PASSAGE PROVIDED =>
Template:Selected anniversaries/April 5
1523: Cryptographer and diplomat Blaise de Vigenère (nonfiction) born. The Vigenère cipher will be misattributed to him; Vigenère himself will devise a different, stronger cipher.
1524: Painter, engraver, mathematician, and freelance APTO journalist Albrecht Dürer publicly accuses the House of Malevecchio of committing a wide range of crimes against mathematical constants, including shape theft.
1622: Mathematician and scientist Vincenzo Viviani born. In 1660, Viviani and Giovanni Alfonso Borelli will conduct an experiment to determine the speed of sound. Timing the difference between the seeing the flash and hearing the sound of a cannon shot at a distance, they will calculate a value of 350 meters per second (m/s), considerably better than the previous value of 478 m/s obtained by Pierre Gassendi.
1684: William Brouncker dies. Brouncker introduced Brouncker's formula, and was the first President of the Royal Society.
1827: Surgeon and scientist Joseph Lister born. He will pioneer antiseptic surgery, performing the first antiseptic surgery in 1865.
1869: Physicist, mathematician, and engineer Sergey Chaplygin born. He will be known for mathematical formulas such as Chaplygin's equation, and for a hypothetical substance in cosmology called Chaplygin gas, named after him.
1870: Adventurer Wallace War-Heels publishes autobiography.
1900: Mathematician, economist, and academic Joseph Louis François Bertrand dies. He worked in the fields of number theory, differential geometry, probability theory, economics and thermodynamics.
1976: Writer and crime-fighter Isaac Asimov publishes Two Plus Two Opens the Door, an introduction to Gnomon algorithm functions for children, which will influence a generation of mathematicians.
1976: Businessman, investor, aviator, film director, and philanthropist Howard Hughes dies. He was known during his lifetime as one of the most financially successful individuals in the world.

EXTRACTED RECORDS =>

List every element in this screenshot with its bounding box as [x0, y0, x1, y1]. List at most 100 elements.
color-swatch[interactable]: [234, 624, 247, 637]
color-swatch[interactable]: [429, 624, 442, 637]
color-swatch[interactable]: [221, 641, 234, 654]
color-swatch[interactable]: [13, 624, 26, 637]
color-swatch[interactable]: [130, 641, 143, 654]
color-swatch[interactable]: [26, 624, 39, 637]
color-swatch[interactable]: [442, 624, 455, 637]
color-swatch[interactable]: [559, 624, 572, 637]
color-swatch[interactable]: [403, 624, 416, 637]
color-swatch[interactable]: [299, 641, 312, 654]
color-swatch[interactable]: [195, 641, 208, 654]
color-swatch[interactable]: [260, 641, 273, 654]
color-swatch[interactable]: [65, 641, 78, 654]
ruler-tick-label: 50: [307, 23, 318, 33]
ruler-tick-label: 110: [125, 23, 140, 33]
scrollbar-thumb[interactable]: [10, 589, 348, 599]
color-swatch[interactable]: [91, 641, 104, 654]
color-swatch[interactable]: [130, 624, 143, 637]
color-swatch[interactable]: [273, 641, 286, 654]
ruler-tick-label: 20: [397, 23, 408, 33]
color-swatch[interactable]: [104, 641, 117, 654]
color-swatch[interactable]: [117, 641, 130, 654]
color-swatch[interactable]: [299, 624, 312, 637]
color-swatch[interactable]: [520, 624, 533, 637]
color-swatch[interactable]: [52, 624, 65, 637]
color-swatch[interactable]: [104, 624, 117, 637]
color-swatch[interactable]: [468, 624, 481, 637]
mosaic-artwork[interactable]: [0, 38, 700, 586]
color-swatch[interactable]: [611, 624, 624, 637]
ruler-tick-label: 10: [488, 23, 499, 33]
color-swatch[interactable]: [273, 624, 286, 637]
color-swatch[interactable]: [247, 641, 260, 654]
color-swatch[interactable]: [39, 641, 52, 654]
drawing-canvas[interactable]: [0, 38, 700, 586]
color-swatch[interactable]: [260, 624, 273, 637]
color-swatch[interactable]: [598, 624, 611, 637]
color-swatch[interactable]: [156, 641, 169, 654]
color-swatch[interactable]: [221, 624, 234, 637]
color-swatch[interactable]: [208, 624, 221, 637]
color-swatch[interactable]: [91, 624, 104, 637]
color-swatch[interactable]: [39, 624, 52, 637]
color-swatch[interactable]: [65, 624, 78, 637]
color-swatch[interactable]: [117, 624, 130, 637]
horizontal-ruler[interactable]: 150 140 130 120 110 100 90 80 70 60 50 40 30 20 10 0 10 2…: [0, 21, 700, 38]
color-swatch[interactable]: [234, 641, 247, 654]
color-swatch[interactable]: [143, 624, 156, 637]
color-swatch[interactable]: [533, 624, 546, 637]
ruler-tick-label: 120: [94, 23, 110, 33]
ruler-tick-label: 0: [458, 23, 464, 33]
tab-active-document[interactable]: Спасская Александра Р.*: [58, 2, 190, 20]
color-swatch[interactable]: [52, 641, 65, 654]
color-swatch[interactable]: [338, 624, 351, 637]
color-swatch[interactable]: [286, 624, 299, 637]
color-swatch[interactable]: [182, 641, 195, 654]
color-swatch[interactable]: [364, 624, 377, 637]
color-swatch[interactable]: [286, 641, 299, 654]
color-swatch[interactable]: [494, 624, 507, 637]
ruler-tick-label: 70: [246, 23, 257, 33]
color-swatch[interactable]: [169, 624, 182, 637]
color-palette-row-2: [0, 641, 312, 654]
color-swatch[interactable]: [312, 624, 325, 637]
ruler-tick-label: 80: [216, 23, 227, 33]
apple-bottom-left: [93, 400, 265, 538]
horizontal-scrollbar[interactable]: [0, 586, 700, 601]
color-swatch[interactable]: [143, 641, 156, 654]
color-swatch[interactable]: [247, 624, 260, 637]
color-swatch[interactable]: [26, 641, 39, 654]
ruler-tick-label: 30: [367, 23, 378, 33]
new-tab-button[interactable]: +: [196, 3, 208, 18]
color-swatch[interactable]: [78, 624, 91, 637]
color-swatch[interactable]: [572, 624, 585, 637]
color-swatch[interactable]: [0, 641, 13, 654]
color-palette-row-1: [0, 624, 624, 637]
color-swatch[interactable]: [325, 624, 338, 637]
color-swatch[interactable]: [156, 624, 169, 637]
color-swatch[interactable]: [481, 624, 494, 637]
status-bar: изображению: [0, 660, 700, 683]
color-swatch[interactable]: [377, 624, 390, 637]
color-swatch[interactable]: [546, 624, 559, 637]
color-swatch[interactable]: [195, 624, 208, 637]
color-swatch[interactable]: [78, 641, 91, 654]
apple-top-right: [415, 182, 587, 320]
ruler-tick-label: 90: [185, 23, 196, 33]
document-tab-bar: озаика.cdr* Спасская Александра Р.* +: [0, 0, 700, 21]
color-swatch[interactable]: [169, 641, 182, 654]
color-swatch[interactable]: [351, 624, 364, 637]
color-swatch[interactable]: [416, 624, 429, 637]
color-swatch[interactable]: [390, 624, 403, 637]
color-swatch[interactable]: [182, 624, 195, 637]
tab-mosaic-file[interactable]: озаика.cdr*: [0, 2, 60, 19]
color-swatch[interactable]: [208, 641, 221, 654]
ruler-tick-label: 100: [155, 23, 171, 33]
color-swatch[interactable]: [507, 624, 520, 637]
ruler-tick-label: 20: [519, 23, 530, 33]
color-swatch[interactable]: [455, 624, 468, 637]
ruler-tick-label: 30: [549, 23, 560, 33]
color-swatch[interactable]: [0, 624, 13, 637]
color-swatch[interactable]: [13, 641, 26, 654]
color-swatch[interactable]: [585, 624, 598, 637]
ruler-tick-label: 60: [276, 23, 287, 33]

ASSIGNED TASK 1 => In the April 5 anniversaries list, what value for the speed of sound did Viviani and Borelli calculate?
ASSIGNED TASK 2 => Which people does the April 5 anniversaries list record as having died, and in what years?

RESPONSE AREA 1 => 350 meters per second (m/s)

RESPONSE AREA 2 =>
William Brouncker (1684)
Joseph Louis François Bertrand (1900)
Howard Hughes (1976)